WORK TO COMPLETE: Every line that holds "天黑灯不亮" should be shown.

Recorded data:
··········

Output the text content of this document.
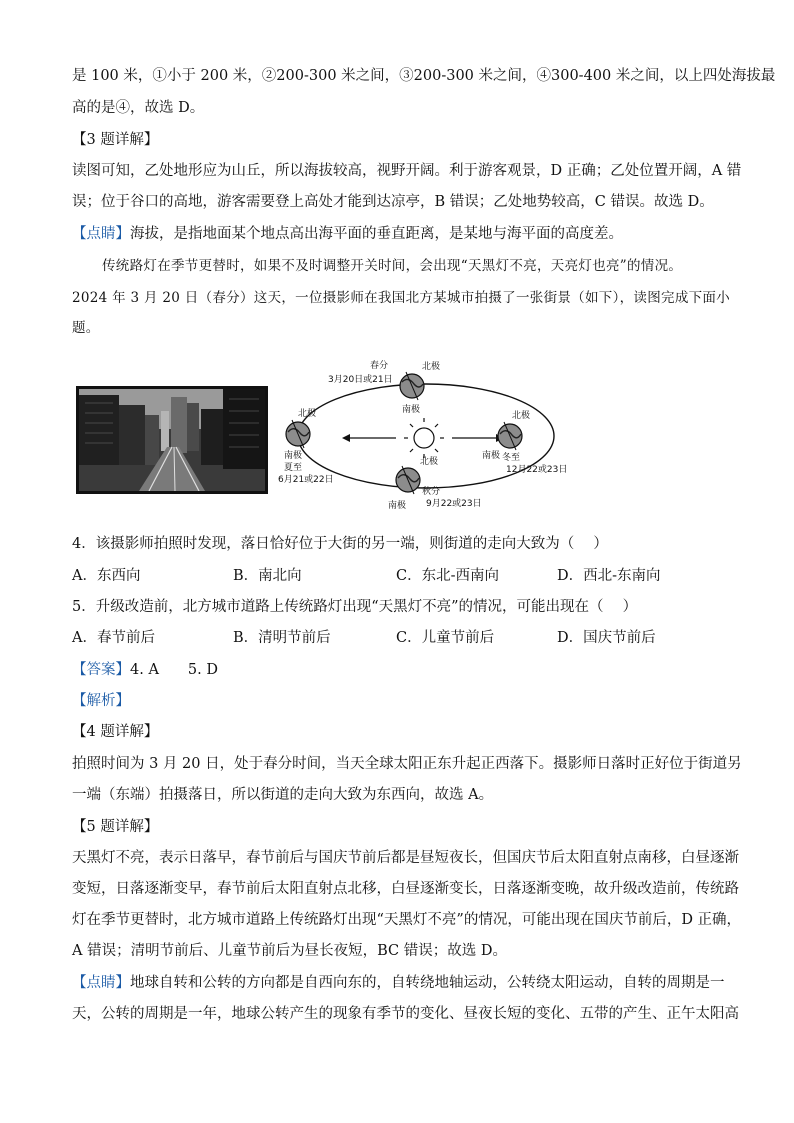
是 100 米，①小于 200 米，②200-300 米之间，③200-300 米之间，④300-400 米之间，以上四处海拔最
高的是④，故选 D。
【3 题详解】
读图可知，乙处地形应为山丘，所以海拔较高，视野开阔。利于游客观景，D 正确；乙处位置开阔，A 错
误；位于谷口的高地，游客需要登上高处才能到达凉亭，B 错误；乙处地势较高，C 错误。故选 D。
【点睛】海拔，是指地面某个地点高出海平面的垂直距离，是某地与海平面的高度差。
传统路灯在季节更替时，如果不及时调整开关时间，会出现“天黑灯不亮，天亮灯也亮”的情况。
2024 年 3 月 20 日（春分）这天，一位摄影师在我国北方某城市拍摄了一张街景（如下），读图完成下面小
题。
春分
3月20日或21日
北极
南极
北极
南极
夏至
6月21或22日
北极
南极 冬至
12月22或23日
北极
秋分
9月22或23日
南极
4．该摄影师拍照时发现，落日恰好位于大街的另一端，则街道的走向大致为（　 ）
A．东西向	B．南北向	C．东北-西南向	D．西北-东南向
5．升级改造前，北方城市道路上传统路灯出现“天黑灯不亮”的情况，可能出现在（　 ）
A．春节前后	B．清明节前后	C．儿童节前后	D．国庆节前后
【答案】4. A　　5. D
【解析】
【4 题详解】
拍照时间为 3 月 20 日，处于春分时间，当天全球太阳正东升起正西落下。摄影师日落时正好位于街道另
一端（东端）拍摄落日，所以街道的走向大致为东西向，故选 A。
【5 题详解】
天黑灯不亮，表示日落早，春节前后与国庆节前后都是昼短夜长，但国庆节后太阳直射点南移，白昼逐渐
变短，日落逐渐变早，春节前后太阳直射点北移，白昼逐渐变长，日落逐渐变晚，故升级改造前，传统路
灯在季节更替时，北方城市道路上传统路灯出现“天黑灯不亮”的情况，可能出现在国庆节前后，D 正确，
A 错误；清明节前后、儿童节前后为昼长夜短，BC 错误；故选 D。
【点睛】地球自转和公转的方向都是自西向东的，自转绕地轴运动，公转绕太阳运动，自转的周期是一
天，公转的周期是一年，地球公转产生的现象有季节的变化、昼夜长短的变化、五带的产生、正午太阳高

··········

SOLUTION TO THE PROBLEM:
传统路灯在季节更替时，如果不及时调整开关时间，会出现“天黑灯不亮，天亮灯也亮”的情况。
5．升级改造前，北方城市道路上传统路灯出现“天黑灯不亮”的情况，可能出现在（　 ）
天黑灯不亮，表示日落早，春节前后与国庆节前后都是昼短夜长，但国庆节后太阳直射点南移，白昼逐渐
灯在季节更替时，北方城市道路上传统路灯出现“天黑灯不亮”的情况，可能出现在国庆节前后，D 正确，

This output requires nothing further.